* Stored data *
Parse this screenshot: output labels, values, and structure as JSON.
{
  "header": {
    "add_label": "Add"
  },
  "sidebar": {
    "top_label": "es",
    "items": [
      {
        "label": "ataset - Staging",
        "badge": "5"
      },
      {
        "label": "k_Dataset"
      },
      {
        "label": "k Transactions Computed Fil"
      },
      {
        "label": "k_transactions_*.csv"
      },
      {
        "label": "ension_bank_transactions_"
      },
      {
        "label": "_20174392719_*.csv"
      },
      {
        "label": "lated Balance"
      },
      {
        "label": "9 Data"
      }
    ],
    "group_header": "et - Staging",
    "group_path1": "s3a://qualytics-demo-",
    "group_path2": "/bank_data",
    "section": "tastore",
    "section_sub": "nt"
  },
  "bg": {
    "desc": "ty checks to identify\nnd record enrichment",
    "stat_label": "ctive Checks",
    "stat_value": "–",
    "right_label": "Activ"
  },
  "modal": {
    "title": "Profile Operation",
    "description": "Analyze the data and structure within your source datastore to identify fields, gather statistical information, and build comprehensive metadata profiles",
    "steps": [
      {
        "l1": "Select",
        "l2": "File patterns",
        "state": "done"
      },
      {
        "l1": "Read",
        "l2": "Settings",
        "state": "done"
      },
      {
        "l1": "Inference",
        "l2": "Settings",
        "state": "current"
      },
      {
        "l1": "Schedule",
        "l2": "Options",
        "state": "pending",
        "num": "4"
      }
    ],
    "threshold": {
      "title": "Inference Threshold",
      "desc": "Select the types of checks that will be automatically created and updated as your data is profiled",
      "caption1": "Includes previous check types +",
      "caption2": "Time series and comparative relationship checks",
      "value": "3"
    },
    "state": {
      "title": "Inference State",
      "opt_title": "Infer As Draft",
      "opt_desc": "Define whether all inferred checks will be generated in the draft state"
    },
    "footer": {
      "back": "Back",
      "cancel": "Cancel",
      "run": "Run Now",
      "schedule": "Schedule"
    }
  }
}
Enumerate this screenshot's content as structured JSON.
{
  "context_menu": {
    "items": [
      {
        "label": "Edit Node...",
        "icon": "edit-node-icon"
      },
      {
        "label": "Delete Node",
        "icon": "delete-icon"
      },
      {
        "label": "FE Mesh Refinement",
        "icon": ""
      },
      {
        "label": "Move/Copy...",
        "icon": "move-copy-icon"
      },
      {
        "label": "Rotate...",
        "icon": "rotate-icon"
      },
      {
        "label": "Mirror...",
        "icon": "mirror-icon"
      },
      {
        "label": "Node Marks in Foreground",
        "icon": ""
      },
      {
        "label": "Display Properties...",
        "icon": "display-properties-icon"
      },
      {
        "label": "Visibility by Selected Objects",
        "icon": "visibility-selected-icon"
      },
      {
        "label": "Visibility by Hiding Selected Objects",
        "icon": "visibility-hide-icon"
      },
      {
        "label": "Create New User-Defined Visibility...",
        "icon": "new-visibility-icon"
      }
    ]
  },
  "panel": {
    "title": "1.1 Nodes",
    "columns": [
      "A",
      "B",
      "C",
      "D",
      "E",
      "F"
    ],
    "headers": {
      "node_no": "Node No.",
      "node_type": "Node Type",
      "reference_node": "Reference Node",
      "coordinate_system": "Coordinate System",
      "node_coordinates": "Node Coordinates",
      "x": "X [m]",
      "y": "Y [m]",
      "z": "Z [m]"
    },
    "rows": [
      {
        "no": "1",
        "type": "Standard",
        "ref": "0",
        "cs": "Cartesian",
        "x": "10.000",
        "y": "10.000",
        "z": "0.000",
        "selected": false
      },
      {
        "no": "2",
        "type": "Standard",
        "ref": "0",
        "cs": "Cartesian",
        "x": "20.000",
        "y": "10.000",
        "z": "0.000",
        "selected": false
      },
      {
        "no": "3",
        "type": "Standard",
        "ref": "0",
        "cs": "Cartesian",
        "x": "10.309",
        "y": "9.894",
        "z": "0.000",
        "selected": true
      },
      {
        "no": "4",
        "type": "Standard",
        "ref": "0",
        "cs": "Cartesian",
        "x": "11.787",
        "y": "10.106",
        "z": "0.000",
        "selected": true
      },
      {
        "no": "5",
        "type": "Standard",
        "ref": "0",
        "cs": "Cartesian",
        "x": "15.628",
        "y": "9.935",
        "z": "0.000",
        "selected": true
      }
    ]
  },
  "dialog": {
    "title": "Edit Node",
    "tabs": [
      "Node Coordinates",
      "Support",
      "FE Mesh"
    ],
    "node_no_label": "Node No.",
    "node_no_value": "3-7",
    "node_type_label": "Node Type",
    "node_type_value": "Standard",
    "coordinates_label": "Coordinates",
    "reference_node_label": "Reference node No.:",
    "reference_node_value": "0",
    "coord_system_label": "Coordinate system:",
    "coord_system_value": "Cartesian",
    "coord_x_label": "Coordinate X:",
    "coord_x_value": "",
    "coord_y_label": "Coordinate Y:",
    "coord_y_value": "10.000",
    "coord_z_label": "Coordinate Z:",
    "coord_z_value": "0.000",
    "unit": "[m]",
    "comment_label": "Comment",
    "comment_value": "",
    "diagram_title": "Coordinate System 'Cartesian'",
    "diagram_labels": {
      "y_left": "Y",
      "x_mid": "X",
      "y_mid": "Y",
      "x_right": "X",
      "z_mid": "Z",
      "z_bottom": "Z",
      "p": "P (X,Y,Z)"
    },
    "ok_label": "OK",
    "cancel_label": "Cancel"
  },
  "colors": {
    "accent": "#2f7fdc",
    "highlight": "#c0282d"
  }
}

* Task to carry out *
Write every line of the material above again, exactly.

* Finished answer *
Parse this screenshot: output labels, values, and structure as JSON.
{
  "header": {
    "add_label": "Add"
  },
  "sidebar": {
    "top_label": "es",
    "items": [
      {
        "label": "ataset - Staging",
        "badge": "5"
      },
      {
        "label": "k_Dataset"
      },
      {
        "label": "k Transactions Computed Fil"
      },
      {
        "label": "k_transactions_*.csv"
      },
      {
        "label": "ension_bank_transactions_"
      },
      {
        "label": "_20174392719_*.csv"
      },
      {
        "label": "lated Balance"
      },
      {
        "label": "9 Data"
      }
    ],
    "group_header": "et - Staging",
    "group_path1": "s3a://qualytics-demo-",
    "group_path2": "/bank_data",
    "section": "tastore",
    "section_sub": "nt"
  },
  "bg": {
    "desc": "ty checks to identify\nnd record enrichment",
    "stat_label": "ctive Checks",
    "stat_value": "–",
    "right_label": "Activ"
  },
  "modal": {
    "title": "Profile Operation",
    "description": "Analyze the data and structure within your source datastore to identify fields, gather statistical information, and build comprehensive metadata profiles",
    "steps": [
      {
        "l1": "Select",
        "l2": "File patterns",
        "state": "done"
      },
      {
        "l1": "Read",
        "l2": "Settings",
        "state": "done"
      },
      {
        "l1": "Inference",
        "l2": "Settings",
        "state": "current"
      },
      {
        "l1": "Schedule",
        "l2": "Options",
        "state": "pending",
        "num": "4"
      }
    ],
    "threshold": {
      "title": "Inference Threshold",
      "desc": "Select the types of checks that will be automatically created and updated as your data is profiled",
      "caption1": "Includes previous check types +",
      "caption2": "Time series and comparative relationship checks",
      "value": "3"
    },
    "state": {
      "title": "Inference State",
      "opt_title": "Infer As Draft",
      "opt_desc": "Define whether all inferred checks will be generated in the draft state"
    },
    "footer": {
      "back": "Back",
      "cancel": "Cancel",
      "run": "Run Now",
      "schedule": "Schedule"
    }
  }
}
Enumerate this screenshot's content as structured JSON.
{
  "context_menu": {
    "items": [
      {
        "label": "Edit Node...",
        "icon": "edit-node-icon"
      },
      {
        "label": "Delete Node",
        "icon": "delete-icon"
      },
      {
        "label": "FE Mesh Refinement",
        "icon": ""
      },
      {
        "label": "Move/Copy...",
        "icon": "move-copy-icon"
      },
      {
        "label": "Rotate...",
        "icon": "rotate-icon"
      },
      {
        "label": "Mirror...",
        "icon": "mirror-icon"
      },
      {
        "label": "Node Marks in Foreground",
        "icon": ""
      },
      {
        "label": "Display Properties...",
        "icon": "display-properties-icon"
      },
      {
        "label": "Visibility by Selected Objects",
        "icon": "visibility-selected-icon"
      },
      {
        "label": "Visibility by Hiding Selected Objects",
        "icon": "visibility-hide-icon"
      },
      {
        "label": "Create New User-Defined Visibility...",
        "icon": "new-visibility-icon"
      }
    ]
  },
  "panel": {
    "title": "1.1 Nodes",
    "columns": [
      "A",
      "B",
      "C",
      "D",
      "E",
      "F"
    ],
    "headers": {
      "node_no": "Node No.",
      "node_type": "Node Type",
      "reference_node": "Reference Node",
      "coordinate_system": "Coordinate System",
      "node_coordinates": "Node Coordinates",
      "x": "X [m]",
      "y": "Y [m]",
      "z": "Z [m]"
    },
    "rows": [
      {
        "no": "1",
        "type": "Standard",
        "ref": "0",
        "cs": "Cartesian",
        "x": "10.000",
        "y": "10.000",
        "z": "0.000",
        "selected": false
      },
      {
        "no": "2",
        "type": "Standard",
        "ref": "0",
        "cs": "Cartesian",
        "x": "20.000",
        "y": "10.000",
        "z": "0.000",
        "selected": false
      },
      {
        "no": "3",
        "type": "Standard",
        "ref": "0",
        "cs": "Cartesian",
        "x": "10.309",
        "y": "9.894",
        "z": "0.000",
        "selected": true
      },
      {
        "no": "4",
        "type": "Standard",
        "ref": "0",
        "cs": "Cartesian",
        "x": "11.787",
        "y": "10.106",
        "z": "0.000",
        "selected": true
      },
      {
        "no": "5",
        "type": "Standard",
        "ref": "0",
        "cs": "Cartesian",
        "x": "15.628",
        "y": "9.935",
        "z": "0.000",
        "selected": true
      }
    ]
  },
  "dialog": {
    "title": "Edit Node",
    "tabs": [
      "Node Coordinates",
      "Support",
      "FE Mesh"
    ],
    "node_no_label": "Node No.",
    "node_no_value": "3-7",
    "node_type_label": "Node Type",
    "node_type_value": "Standard",
    "coordinates_label": "Coordinates",
    "reference_node_label": "Reference node No.:",
    "reference_node_value": "0",
    "coord_system_label": "Coordinate system:",
    "coord_system_value": "Cartesian",
    "coord_x_label": "Coordinate X:",
    "coord_x_value": "",
    "coord_y_label": "Coordinate Y:",
    "coord_y_value": "10.000",
    "coord_z_label": "Coordinate Z:",
    "coord_z_value": "0.000",
    "unit": "[m]",
    "comment_label": "Comment",
    "comment_value": "",
    "diagram_title": "Coordinate System 'Cartesian'",
    "diagram_labels": {
      "y_left": "Y",
      "x_mid": "X",
      "y_mid": "Y",
      "x_right": "X",
      "z_mid": "Z",
      "z_bottom": "Z",
      "p": "P (X,Y,Z)"
    },
    "ok_label": "OK",
    "cancel_label": "Cancel"
  },
  "colors": {
    "accent": "#2f7fdc",
    "highlight": "#c0282d"
  }
}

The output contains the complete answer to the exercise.